> _AIM_: Go through the lines below and copy each one that holds the string "Estilos".

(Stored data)

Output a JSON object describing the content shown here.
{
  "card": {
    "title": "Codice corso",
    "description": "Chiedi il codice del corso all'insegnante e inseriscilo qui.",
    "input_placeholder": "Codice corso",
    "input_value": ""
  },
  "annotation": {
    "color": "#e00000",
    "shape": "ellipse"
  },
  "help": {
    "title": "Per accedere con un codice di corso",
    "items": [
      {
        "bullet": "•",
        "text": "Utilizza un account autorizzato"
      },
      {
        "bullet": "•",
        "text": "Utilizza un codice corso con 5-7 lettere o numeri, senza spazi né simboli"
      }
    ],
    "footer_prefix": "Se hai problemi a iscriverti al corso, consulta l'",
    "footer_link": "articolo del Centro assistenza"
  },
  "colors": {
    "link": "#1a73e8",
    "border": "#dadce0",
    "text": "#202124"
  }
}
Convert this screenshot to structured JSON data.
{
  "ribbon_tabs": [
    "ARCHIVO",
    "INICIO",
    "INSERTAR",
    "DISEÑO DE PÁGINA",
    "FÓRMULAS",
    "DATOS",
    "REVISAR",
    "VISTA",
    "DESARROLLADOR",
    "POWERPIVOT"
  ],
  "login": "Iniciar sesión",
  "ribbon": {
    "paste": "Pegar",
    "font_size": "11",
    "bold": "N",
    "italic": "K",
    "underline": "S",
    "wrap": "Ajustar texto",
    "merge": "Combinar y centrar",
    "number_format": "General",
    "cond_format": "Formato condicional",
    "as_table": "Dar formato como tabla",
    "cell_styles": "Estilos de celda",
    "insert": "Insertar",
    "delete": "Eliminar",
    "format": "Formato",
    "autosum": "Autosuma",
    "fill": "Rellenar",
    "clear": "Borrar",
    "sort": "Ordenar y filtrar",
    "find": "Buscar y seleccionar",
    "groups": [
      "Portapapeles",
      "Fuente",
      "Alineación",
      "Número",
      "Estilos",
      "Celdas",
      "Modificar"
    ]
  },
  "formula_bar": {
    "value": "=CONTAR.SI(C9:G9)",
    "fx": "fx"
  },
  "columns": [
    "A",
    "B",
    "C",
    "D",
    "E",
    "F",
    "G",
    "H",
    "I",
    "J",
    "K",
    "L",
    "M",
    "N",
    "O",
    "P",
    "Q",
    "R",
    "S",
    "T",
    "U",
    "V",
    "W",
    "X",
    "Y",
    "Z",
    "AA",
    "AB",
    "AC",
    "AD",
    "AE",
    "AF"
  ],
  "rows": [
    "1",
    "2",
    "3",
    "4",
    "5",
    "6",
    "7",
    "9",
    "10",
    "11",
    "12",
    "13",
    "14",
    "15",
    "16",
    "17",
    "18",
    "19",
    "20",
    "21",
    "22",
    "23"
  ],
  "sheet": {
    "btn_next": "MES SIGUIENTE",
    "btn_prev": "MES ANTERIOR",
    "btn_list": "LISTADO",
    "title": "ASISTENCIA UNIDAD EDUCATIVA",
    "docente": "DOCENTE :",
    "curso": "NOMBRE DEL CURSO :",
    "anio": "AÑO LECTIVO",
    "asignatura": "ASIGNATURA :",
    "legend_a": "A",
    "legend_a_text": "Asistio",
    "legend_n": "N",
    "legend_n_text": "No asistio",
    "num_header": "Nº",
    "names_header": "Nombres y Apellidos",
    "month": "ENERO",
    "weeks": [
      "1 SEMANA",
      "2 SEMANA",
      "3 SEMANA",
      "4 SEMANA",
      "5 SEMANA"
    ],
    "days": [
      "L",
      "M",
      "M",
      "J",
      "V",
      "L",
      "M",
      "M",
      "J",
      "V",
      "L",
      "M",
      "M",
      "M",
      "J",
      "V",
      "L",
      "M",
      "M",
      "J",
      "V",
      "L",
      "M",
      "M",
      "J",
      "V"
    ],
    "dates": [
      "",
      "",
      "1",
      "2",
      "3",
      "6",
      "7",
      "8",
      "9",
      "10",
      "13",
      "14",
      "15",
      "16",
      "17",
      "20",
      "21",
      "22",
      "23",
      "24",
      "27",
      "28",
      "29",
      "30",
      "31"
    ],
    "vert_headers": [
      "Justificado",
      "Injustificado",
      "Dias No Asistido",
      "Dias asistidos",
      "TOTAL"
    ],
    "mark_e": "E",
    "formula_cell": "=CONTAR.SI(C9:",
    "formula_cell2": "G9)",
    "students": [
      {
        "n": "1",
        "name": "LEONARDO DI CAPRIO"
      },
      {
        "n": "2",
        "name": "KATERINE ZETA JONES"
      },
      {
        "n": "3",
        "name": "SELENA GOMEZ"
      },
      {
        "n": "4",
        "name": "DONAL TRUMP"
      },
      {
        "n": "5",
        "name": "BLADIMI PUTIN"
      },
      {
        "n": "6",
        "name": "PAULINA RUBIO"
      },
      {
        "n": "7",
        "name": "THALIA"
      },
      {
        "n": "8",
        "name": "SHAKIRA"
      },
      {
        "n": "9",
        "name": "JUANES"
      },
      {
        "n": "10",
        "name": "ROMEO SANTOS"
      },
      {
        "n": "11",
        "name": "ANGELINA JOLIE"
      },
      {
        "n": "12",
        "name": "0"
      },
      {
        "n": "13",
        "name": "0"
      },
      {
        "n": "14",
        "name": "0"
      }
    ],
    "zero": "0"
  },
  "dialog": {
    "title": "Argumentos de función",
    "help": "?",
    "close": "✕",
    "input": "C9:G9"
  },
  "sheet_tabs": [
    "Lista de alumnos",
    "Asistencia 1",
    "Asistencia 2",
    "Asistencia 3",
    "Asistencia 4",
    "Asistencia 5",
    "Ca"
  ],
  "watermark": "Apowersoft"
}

> _FINAL ANSWER_:
    "cell_styles": "Estilos de celda",
      "Estilos",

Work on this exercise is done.